— DATA SECTION —

•••••

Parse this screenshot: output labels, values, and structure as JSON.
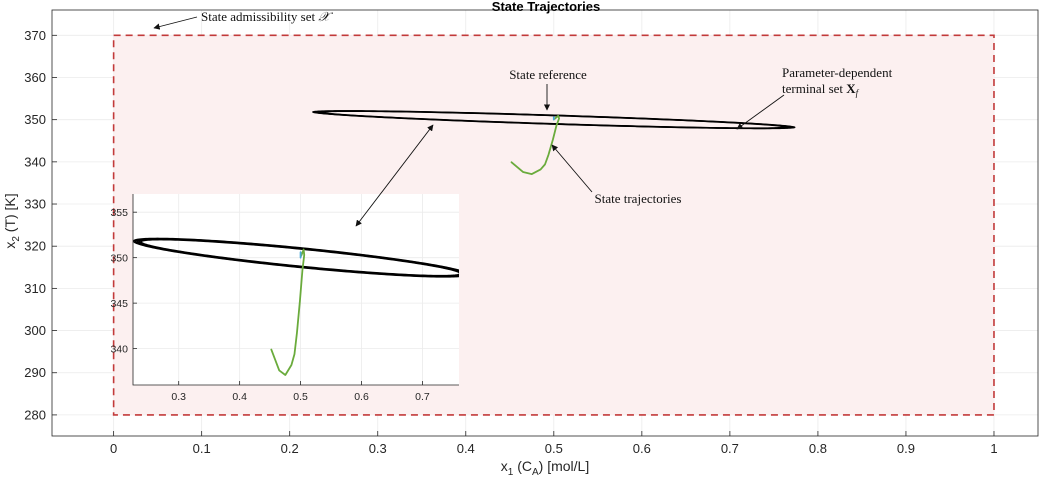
{
  "chart_data": {
    "type": "line",
    "title": "State Trajectories",
    "xlabel": "x",
    "xlabel_sub": "1",
    "xlabel_rest": " (C",
    "xlabel_sub2": "A",
    "xlabel_end": ") [mol/L]",
    "ylabel": "x",
    "ylabel_sub": "2",
    "ylabel_rest": " (T) [K]",
    "xlim": [
      -0.07,
      1.05
    ],
    "ylim": [
      275,
      376
    ],
    "xticks": [
      0,
      0.1,
      0.2,
      0.3,
      0.4,
      0.5,
      0.6,
      0.7,
      0.8,
      0.9,
      1
    ],
    "xtick_labels": [
      "0",
      "0.1",
      "0.2",
      "0.3",
      "0.4",
      "0.5",
      "0.6",
      "0.7",
      "0.8",
      "0.9",
      "1"
    ],
    "yticks": [
      280,
      290,
      300,
      310,
      320,
      330,
      340,
      350,
      360,
      370
    ],
    "ytick_labels": [
      "280",
      "290",
      "300",
      "310",
      "320",
      "330",
      "340",
      "350",
      "360",
      "370"
    ],
    "grid": true,
    "admissible_set": {
      "x": [
        0,
        1
      ],
      "y": [
        280,
        370
      ],
      "color": "#c23a3a",
      "fill": "#fcf0f0"
    },
    "terminal_sets": {
      "center": [
        0.5,
        350
      ],
      "angle_deg": 9.5,
      "color": "#000000",
      "ellipses": [
        {
          "a": 0.2655,
          "b": 0.94
        },
        {
          "a": 0.2685,
          "b": 0.97
        },
        {
          "a": 0.2715,
          "b": 1.0
        },
        {
          "a": 0.2745,
          "b": 1.03
        },
        {
          "a": 0.2775,
          "b": 1.06
        }
      ]
    },
    "series": [
      {
        "color": "#6aab3c",
        "points": [
          [
            0.452,
            339.9
          ],
          [
            0.465,
            337.6
          ],
          [
            0.475,
            337.1
          ],
          [
            0.485,
            338.2
          ],
          [
            0.49,
            339.4
          ],
          [
            0.494,
            341.7
          ],
          [
            0.499,
            345.3
          ],
          [
            0.503,
            348.6
          ],
          [
            0.506,
            350.3
          ],
          [
            0.505,
            350.9
          ],
          [
            0.501,
            350.2
          ]
        ]
      },
      {
        "color": "#4aa8d8",
        "points": [
          [
            0.5,
            350.2
          ],
          [
            0.5,
            350.6
          ],
          [
            0.5,
            350.0
          ]
        ]
      }
    ],
    "inset": {
      "xlim": [
        0.225,
        0.76
      ],
      "ylim": [
        336,
        357
      ],
      "xticks": [
        0.3,
        0.4,
        0.5,
        0.6,
        0.7
      ],
      "xtick_labels": [
        "0.3",
        "0.4",
        "0.5",
        "0.6",
        "0.7"
      ],
      "yticks": [
        340,
        345,
        350,
        355
      ],
      "ytick_labels": [
        "340",
        "345",
        "350",
        "355"
      ],
      "grid": true
    },
    "annotations": [
      {
        "text": "State admissibility set ",
        "math": "𝒳"
      },
      {
        "text": "State reference"
      },
      {
        "text": "Parameter-dependent",
        "text2": "terminal set ",
        "math": "X",
        "math_sub": "f"
      },
      {
        "text": "State trajectories"
      }
    ]
  }
}
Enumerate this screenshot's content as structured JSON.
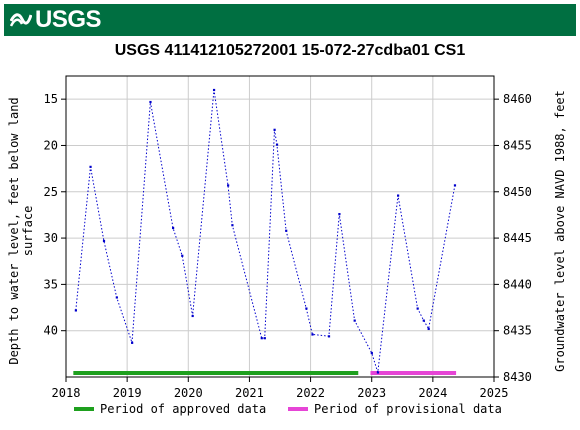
{
  "banner": {
    "logo_text": "USGS",
    "color": "#006f41"
  },
  "chart_data": {
    "type": "line",
    "title": "USGS 411412105272001 15-072-27cdba01 CS1",
    "ylabel_left": "Depth to water level, feet below land surface",
    "ylabel_right": "Groundwater level above NAVD 1988, feet",
    "xlim": [
      2018.0,
      2025.0
    ],
    "ylim_left": [
      12.5,
      45.0
    ],
    "ylim_right_inverted": [
      8462.5,
      8430.0
    ],
    "x_ticks": [
      "2018",
      "2019",
      "2020",
      "2021",
      "2022",
      "2023",
      "2024",
      "2025"
    ],
    "y_ticks_left": [
      "15",
      "20",
      "25",
      "30",
      "35",
      "40"
    ],
    "y_ticks_right": [
      "8460",
      "8455",
      "8450",
      "8445",
      "8440",
      "8435",
      "8430"
    ],
    "grid": true,
    "series": [
      {
        "name": "",
        "color": "#0000cc",
        "style": "dotted-with-markers",
        "points": [
          [
            2018.16,
            37.8
          ],
          [
            2018.4,
            22.3
          ],
          [
            2018.62,
            30.3
          ],
          [
            2018.83,
            36.4
          ],
          [
            2019.08,
            41.3
          ],
          [
            2019.38,
            15.3
          ],
          [
            2019.75,
            28.9
          ],
          [
            2019.9,
            31.9
          ],
          [
            2020.07,
            38.4
          ],
          [
            2020.42,
            14.0
          ],
          [
            2020.65,
            24.3
          ],
          [
            2020.72,
            28.6
          ],
          [
            2021.2,
            40.8
          ],
          [
            2021.25,
            40.8
          ],
          [
            2021.41,
            18.3
          ],
          [
            2021.45,
            19.9
          ],
          [
            2021.6,
            29.2
          ],
          [
            2021.93,
            37.6
          ],
          [
            2022.03,
            40.4
          ],
          [
            2022.3,
            40.6
          ],
          [
            2022.47,
            27.4
          ],
          [
            2022.72,
            38.9
          ],
          [
            2023.0,
            42.4
          ],
          [
            2023.1,
            44.5
          ],
          [
            2023.43,
            25.4
          ],
          [
            2023.75,
            37.6
          ],
          [
            2023.85,
            38.9
          ],
          [
            2023.93,
            39.8
          ],
          [
            2024.36,
            24.3
          ]
        ]
      }
    ],
    "periods": [
      {
        "label": "Period of approved data",
        "color": "#1ea01e",
        "start": 2018.12,
        "end": 2022.78
      },
      {
        "label": "Period of provisional data",
        "color": "#e645d6",
        "start": 2022.98,
        "end": 2024.38
      }
    ],
    "legend_position": "bottom"
  }
}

•••••

Read the entries and select each line where the word "this" is found.

Parse this screenshot: output labels, values, and structure as JSON.
Enumerate this screenshot's content as structured JSON.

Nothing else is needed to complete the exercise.